* Selected passage
━━━━━━━━━━
Let’s build our dream candidate, shall we? Experienced, smart, African-American, from an immigrant family though born in the U.S.A., and female.....wouldn’t we all be proud to support that person, don’t we wish she were running this year? Well, folks, I’ve been there, done that, in 1972, no less. I was one of the core group (non-hierarchical, of course) who ran the Michigan primary campaign for Congresswoman Shirley Chisholm, and it was a huge success: We got 5 percent of the vote. It was an enormously satisfying experience, right up until Richard Nixon was re-elected in a landslide vote. It’s all been downhill since then.

Elections, unfortunately, are about more than self-expression. That’s why it’s profoundly depressing to see people who should know better expressing themselves loudly in public places (e.g. the New York Times op-ed pages) about how various candidates make them feel. Some women and men who should know better are reviving the pointless old debate about whether women or black people have been more oppressed in this country. One of them, Gloria Steinem, was part of the Chisholm campaign like me, yet she leaped into the arena at the first hint of a controversy between the Clinton and Obama campaigns over whether gender or race counted for more sympathy points in the contest for the nomination.

She and Melissa Harris Lacewell, African-American and Princeton professor, locked horns on Amy Goodman’s show in an embarrassing exchange of postures that did neither candidate any good. Luckily Amy Goodman viewers don’t swing many elections.
━━━━━━━━━━
* Tasks for this exercise
1. Duplicate the entries from the line containing "39, 74, 49]" through the line containing "492, 123, 501]", both included, with no changes.
2. Write the next part of the essay on the Chisholm campaign and the gender-versus-race debate, picking up right after its final sentence.

* Data listing
━━━━━━━━━━
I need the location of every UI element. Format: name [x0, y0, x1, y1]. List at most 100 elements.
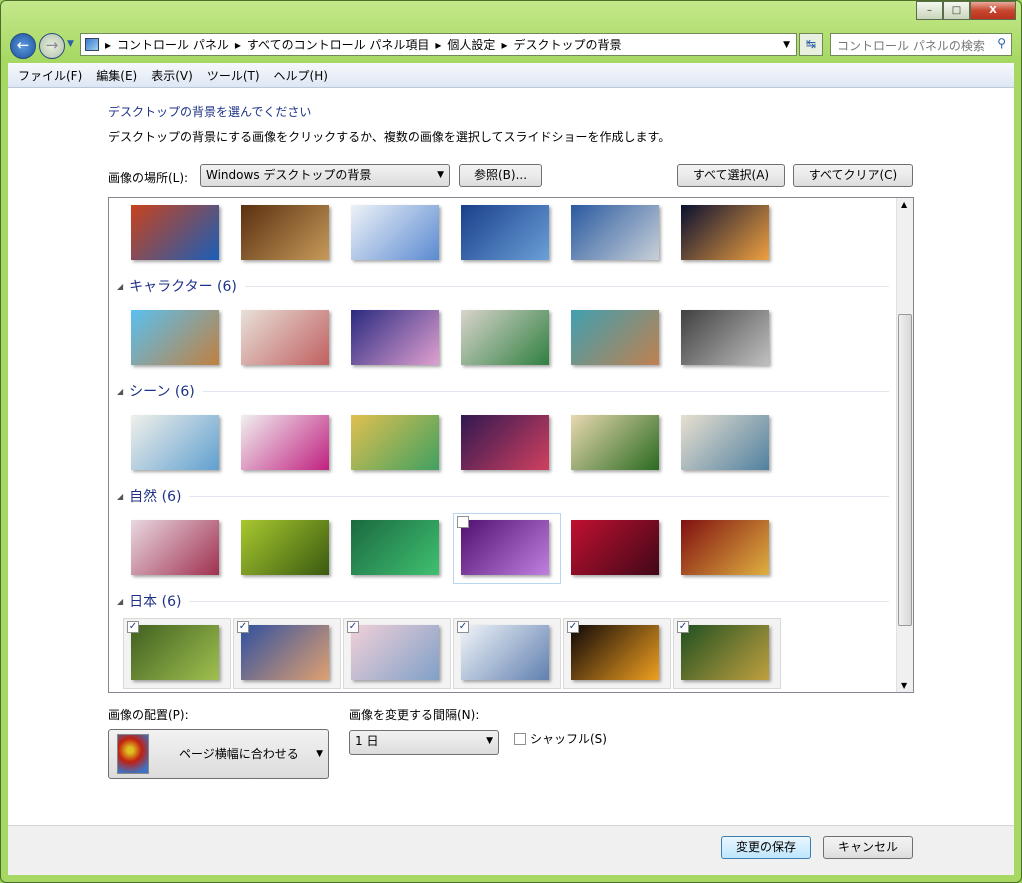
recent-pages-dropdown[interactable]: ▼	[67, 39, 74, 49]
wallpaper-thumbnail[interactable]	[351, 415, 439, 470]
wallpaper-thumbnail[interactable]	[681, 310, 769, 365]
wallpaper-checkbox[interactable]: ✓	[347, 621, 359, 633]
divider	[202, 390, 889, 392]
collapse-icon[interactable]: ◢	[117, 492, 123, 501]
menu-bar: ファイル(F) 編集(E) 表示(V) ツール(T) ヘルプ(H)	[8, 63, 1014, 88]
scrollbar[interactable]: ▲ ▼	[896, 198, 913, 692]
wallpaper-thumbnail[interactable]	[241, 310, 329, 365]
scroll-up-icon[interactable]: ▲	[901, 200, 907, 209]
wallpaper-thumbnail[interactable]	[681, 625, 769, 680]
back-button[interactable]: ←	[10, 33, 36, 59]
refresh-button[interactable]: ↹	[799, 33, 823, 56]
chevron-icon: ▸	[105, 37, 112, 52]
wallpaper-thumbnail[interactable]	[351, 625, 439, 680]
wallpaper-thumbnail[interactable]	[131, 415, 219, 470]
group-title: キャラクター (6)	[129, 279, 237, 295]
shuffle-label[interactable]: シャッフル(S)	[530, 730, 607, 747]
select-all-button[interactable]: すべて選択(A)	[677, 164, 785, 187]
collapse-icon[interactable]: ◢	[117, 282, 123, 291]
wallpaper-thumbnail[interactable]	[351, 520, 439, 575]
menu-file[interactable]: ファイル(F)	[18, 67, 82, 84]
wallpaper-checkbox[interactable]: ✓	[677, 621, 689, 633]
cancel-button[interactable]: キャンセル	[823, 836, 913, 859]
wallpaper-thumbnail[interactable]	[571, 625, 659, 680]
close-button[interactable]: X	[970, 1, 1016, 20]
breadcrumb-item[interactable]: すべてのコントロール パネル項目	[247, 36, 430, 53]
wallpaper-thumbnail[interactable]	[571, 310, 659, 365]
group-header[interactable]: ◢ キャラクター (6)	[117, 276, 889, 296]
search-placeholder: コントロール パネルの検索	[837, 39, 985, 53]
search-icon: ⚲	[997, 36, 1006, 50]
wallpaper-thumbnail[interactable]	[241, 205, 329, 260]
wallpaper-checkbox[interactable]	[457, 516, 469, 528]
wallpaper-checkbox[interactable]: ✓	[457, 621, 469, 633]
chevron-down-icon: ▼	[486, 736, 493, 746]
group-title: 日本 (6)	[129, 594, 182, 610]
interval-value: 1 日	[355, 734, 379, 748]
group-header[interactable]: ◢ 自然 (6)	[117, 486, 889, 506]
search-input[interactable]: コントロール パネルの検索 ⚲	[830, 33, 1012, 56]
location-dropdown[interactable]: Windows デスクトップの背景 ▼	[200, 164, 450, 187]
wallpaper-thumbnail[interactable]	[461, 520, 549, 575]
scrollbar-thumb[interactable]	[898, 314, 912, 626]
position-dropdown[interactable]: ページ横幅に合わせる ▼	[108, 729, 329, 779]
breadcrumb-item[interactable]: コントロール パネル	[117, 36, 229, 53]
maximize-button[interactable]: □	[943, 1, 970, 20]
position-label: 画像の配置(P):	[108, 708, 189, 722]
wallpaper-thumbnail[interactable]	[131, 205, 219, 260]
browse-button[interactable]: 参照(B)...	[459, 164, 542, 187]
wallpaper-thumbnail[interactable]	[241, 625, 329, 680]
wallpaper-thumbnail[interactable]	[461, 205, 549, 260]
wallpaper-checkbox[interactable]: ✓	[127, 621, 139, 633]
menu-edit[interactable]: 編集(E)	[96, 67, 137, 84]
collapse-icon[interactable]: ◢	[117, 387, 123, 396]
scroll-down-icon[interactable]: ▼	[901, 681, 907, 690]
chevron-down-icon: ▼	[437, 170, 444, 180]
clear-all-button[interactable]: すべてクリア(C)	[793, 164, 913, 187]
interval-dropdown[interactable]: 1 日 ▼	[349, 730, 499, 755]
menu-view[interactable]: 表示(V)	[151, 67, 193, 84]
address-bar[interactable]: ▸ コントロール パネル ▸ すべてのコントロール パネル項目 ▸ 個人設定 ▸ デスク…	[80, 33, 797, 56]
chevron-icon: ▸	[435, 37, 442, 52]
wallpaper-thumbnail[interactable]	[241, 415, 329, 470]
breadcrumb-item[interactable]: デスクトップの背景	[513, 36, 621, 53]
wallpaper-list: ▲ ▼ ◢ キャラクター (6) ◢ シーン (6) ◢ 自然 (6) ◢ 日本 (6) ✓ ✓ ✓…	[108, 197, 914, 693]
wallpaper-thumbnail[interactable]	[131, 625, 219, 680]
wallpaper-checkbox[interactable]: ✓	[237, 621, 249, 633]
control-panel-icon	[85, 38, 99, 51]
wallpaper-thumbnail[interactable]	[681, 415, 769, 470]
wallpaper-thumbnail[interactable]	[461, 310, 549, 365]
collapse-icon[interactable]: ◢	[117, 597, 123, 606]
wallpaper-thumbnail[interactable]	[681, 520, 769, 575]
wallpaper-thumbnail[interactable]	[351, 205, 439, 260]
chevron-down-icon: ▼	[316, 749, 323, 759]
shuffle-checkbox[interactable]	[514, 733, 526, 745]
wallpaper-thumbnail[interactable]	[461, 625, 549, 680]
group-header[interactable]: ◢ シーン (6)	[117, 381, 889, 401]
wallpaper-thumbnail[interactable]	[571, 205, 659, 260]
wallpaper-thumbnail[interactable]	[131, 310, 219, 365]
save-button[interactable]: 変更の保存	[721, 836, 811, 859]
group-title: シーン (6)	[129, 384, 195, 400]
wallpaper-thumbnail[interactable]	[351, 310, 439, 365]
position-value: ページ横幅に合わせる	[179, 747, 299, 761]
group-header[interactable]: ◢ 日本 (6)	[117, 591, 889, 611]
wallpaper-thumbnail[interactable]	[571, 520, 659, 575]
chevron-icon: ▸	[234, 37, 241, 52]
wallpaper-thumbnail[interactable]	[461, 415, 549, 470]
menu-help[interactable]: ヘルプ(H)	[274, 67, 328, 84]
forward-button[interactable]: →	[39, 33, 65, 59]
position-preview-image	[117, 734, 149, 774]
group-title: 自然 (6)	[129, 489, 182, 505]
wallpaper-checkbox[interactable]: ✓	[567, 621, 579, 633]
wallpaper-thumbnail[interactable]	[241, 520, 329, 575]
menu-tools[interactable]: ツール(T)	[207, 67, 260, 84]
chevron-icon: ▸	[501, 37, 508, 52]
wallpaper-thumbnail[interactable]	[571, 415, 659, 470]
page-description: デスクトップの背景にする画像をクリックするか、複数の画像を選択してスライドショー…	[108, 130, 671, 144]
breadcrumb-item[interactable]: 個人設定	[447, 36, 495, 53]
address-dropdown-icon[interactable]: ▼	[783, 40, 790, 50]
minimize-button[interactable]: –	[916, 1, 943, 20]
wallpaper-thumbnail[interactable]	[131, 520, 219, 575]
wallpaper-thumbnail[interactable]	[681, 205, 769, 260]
━━━━━━━━━━
* Outputs in order
1.
recent-pages-dropdown[interactable]: ▼	[67, 39, 74, 49]
wallpaper-thumbnail[interactable]	[351, 415, 439, 470]
wallpaper-thumbnail[interactable]	[681, 310, 769, 365]
wallpaper-checkbox[interactable]: ✓	[347, 621, 359, 633]
divider	[202, 390, 889, 392]
collapse-icon[interactable]: ◢	[117, 492, 123, 501]

2.
What’s most annoying about the media’s attempt to build up a few tense words between the candidates or their followers is that Hillary Clinton is not the Average White Woman, and Barack Obama is not the Average Black Man. Oppression in this country and many other countries has always been as much about class as it has been about gender and race.

All over the world throughout history, certain women attached to the ruling class (and every society has one) have had a kind of free pass from some forms of gender oppression. That was true in Renaissance Britain, where rival queens Elizabeth I of England and the Irish pirate queen Grace O’Malley once took tea. Elizabeth would have been no one without Henry VIII, and Gráinne Ní Mháille (the Gaelic version) learned everything she knew about sea-faring from her father. Benazir Bhutto is the most obvious contemporary example of daughters learning from fathers how to get ahead.